* **Supplied information**:
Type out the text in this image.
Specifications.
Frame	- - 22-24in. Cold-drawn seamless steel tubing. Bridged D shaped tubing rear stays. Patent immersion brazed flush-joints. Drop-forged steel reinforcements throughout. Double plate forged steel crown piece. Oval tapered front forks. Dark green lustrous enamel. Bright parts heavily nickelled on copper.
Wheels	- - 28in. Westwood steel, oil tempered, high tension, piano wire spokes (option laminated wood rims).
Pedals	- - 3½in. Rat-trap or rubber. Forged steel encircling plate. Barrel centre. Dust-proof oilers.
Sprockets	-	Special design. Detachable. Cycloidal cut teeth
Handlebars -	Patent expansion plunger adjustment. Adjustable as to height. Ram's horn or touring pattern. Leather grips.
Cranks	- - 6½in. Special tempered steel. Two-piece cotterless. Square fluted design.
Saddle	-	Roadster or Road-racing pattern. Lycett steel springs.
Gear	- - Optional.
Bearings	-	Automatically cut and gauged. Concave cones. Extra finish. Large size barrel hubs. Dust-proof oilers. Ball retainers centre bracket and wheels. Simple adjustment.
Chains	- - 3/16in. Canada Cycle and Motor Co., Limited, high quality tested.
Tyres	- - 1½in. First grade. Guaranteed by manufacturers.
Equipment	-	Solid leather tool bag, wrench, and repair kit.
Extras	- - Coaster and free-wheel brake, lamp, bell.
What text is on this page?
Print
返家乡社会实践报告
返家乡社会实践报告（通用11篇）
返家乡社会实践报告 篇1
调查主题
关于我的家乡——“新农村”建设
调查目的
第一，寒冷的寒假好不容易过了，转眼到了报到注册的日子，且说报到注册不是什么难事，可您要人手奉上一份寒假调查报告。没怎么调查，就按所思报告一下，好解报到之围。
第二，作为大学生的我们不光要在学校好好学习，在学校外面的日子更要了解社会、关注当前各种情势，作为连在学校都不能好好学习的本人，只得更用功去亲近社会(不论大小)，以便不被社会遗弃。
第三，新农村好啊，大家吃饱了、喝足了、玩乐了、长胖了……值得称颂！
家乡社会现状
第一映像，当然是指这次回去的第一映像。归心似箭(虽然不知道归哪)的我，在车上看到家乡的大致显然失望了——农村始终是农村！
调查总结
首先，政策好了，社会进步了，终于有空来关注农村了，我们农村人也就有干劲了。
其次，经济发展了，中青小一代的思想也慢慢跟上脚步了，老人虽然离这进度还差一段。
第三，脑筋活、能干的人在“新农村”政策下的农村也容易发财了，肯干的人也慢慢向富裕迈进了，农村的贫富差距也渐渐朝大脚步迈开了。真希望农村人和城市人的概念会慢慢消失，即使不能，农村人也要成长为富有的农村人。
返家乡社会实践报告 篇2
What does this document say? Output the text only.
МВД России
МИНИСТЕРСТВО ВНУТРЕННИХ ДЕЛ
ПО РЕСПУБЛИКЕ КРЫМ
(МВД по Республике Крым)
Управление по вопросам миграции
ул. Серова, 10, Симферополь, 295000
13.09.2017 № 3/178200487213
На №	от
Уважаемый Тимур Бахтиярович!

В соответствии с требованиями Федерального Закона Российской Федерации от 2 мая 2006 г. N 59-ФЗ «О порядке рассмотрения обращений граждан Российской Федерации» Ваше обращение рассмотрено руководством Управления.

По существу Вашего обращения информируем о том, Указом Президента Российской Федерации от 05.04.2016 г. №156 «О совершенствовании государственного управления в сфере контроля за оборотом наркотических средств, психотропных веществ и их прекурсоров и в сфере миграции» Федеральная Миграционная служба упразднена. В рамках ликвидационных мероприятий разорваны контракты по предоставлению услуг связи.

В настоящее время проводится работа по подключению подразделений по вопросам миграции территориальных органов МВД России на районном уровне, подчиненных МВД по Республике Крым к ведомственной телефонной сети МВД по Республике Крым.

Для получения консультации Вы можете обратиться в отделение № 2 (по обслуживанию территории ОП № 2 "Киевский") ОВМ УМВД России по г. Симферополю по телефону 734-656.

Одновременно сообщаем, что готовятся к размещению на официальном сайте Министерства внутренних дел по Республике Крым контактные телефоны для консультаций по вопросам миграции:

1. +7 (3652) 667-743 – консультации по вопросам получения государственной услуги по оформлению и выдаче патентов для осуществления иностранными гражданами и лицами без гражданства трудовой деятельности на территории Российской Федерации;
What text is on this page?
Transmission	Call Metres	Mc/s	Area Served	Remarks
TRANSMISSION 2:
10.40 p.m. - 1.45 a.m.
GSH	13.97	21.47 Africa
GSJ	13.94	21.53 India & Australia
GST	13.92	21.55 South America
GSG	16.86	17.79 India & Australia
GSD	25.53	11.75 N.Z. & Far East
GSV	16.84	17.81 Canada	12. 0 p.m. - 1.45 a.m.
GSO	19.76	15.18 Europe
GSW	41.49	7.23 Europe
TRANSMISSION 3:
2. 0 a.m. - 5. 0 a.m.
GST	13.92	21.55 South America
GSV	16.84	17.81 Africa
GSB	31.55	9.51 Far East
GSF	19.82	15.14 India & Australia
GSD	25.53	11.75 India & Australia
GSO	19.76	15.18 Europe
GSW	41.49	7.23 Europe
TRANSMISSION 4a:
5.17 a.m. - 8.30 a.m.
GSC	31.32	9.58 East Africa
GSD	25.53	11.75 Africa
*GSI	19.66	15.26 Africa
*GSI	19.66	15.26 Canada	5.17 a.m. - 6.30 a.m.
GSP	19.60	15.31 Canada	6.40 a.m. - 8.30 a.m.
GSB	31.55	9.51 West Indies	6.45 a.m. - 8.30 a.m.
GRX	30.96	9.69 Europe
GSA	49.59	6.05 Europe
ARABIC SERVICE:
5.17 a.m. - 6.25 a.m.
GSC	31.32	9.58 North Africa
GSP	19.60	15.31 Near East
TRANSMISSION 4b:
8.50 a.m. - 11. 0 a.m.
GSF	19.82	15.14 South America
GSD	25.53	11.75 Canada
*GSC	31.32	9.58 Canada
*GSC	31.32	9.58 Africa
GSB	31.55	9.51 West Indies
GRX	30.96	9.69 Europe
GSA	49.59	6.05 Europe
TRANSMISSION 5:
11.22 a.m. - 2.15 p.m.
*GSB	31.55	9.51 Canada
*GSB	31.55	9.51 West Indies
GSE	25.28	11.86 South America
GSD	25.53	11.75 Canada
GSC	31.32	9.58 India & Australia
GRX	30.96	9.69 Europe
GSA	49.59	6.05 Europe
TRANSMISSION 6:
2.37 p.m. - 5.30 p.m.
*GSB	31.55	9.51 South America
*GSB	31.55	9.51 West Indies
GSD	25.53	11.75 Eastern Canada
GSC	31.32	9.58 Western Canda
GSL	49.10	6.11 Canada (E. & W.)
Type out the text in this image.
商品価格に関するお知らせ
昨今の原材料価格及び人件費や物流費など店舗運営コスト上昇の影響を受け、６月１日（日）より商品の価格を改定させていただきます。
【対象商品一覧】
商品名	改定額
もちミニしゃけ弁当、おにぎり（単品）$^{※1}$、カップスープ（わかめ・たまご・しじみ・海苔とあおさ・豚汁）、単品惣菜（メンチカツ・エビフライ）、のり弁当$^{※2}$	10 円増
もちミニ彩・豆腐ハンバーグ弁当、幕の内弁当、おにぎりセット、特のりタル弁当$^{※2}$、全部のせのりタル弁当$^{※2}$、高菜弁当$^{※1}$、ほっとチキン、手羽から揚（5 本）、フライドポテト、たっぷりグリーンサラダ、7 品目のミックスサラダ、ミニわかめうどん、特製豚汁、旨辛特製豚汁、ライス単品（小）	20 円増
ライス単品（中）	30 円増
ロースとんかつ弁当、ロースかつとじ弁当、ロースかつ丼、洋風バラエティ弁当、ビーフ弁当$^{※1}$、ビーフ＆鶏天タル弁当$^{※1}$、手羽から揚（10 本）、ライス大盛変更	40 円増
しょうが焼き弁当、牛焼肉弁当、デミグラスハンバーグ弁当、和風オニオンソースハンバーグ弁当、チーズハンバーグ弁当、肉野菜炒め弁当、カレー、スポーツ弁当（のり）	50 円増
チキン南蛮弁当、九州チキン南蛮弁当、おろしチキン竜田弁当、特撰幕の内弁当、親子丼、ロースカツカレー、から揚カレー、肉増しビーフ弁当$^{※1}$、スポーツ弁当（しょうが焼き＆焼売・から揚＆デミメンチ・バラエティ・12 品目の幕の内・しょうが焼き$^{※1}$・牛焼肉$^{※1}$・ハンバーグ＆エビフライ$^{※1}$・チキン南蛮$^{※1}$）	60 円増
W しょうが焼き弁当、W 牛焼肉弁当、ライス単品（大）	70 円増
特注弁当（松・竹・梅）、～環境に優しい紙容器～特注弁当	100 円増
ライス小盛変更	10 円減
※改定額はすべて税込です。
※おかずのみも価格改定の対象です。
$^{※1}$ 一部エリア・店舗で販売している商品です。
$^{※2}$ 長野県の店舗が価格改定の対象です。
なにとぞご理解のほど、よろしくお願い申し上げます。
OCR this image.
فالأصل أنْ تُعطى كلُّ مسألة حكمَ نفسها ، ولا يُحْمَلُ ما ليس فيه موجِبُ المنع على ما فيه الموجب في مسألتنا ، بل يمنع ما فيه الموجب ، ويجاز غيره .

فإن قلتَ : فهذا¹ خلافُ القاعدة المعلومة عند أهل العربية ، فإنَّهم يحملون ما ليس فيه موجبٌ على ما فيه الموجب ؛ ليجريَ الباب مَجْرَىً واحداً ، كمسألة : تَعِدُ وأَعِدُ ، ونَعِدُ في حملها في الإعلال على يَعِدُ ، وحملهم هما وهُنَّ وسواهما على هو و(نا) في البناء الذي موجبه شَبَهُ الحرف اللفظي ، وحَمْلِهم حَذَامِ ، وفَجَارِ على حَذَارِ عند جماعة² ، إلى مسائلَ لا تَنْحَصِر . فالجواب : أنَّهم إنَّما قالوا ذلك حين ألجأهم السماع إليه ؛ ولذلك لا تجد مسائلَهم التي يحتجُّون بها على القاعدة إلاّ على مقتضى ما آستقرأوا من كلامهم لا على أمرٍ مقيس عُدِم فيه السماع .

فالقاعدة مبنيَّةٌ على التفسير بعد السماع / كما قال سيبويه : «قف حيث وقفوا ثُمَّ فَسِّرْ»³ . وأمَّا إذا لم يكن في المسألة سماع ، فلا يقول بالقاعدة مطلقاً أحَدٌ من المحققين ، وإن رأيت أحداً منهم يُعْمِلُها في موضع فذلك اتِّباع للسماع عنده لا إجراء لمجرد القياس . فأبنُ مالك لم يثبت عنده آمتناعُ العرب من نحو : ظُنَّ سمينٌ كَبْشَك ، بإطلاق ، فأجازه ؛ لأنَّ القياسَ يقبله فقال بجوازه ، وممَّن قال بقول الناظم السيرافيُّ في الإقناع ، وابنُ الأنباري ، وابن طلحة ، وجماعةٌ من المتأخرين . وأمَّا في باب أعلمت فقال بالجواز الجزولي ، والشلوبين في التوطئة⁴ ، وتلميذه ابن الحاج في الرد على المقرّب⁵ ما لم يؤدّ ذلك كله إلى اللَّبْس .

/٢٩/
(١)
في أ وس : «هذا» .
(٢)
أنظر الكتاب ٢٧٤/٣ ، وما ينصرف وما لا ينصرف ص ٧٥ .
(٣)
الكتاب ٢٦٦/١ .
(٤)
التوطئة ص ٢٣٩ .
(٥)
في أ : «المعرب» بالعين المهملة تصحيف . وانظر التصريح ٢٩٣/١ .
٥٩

* **What to do**: Starting at the line that contains "OCR this image.", retype each line through the end of the listing above and nothing else.

* **Reply to the task**:
OCR this image.
فالأصل أنْ تُعطى كلُّ مسألة حكمَ نفسها ، ولا يُحْمَلُ ما ليس فيه موجِبُ المنع على ما فيه الموجب في مسألتنا ، بل يمنع ما فيه الموجب ، ويجاز غيره .

فإن قلتَ : فهذا¹ خلافُ القاعدة المعلومة عند أهل العربية ، فإنَّهم يحملون ما ليس فيه موجبٌ على ما فيه الموجب ؛ ليجريَ الباب مَجْرَىً واحداً ، كمسألة : تَعِدُ وأَعِدُ ، ونَعِدُ في حملها في الإعلال على يَعِدُ ، وحملهم هما وهُنَّ وسواهما على هو و(نا) في البناء الذي موجبه شَبَهُ الحرف اللفظي ، وحَمْلِهم حَذَامِ ، وفَجَارِ على حَذَارِ عند جماعة² ، إلى مسائلَ لا تَنْحَصِر . فالجواب : أنَّهم إنَّما قالوا ذلك حين ألجأهم السماع إليه ؛ ولذلك لا تجد مسائلَهم التي يحتجُّون بها على القاعدة إلاّ على مقتضى ما آستقرأوا من كلامهم لا على أمرٍ مقيس عُدِم فيه السماع .

فالقاعدة مبنيَّةٌ على التفسير بعد السماع / كما قال سيبويه : «قف حيث وقفوا ثُمَّ فَسِّرْ»³ . وأمَّا إذا لم يكن في المسألة سماع ، فلا يقول بالقاعدة مطلقاً أحَدٌ من المحققين ، وإن رأيت أحداً منهم يُعْمِلُها في موضع فذلك اتِّباع للسماع عنده لا إجراء لمجرد القياس . فأبنُ مالك لم يثبت عنده آمتناعُ العرب من نحو : ظُنَّ سمينٌ كَبْشَك ، بإطلاق ، فأجازه ؛ لأنَّ القياسَ يقبله فقال بجوازه ، وممَّن قال بقول الناظم السيرافيُّ في الإقناع ، وابنُ الأنباري ، وابن طلحة ، وجماعةٌ من المتأخرين . وأمَّا في باب أعلمت فقال بالجواز الجزولي ، والشلوبين في التوطئة⁴ ، وتلميذه ابن الحاج في الرد على المقرّب⁵ ما لم يؤدّ ذلك كله إلى اللَّبْس .

/٢٩/
(١)
في أ وس : «هذا» .
(٢)
أنظر الكتاب ٢٧٤/٣ ، وما ينصرف وما لا ينصرف ص ٧٥ .
(٣)
الكتاب ٢٦٦/١ .
(٤)
التوطئة ص ٢٣٩ .
(٥)
في أ : «المعرب» بالعين المهملة تصحيف . وانظر التصريح ٢٩٣/١ .
٥٩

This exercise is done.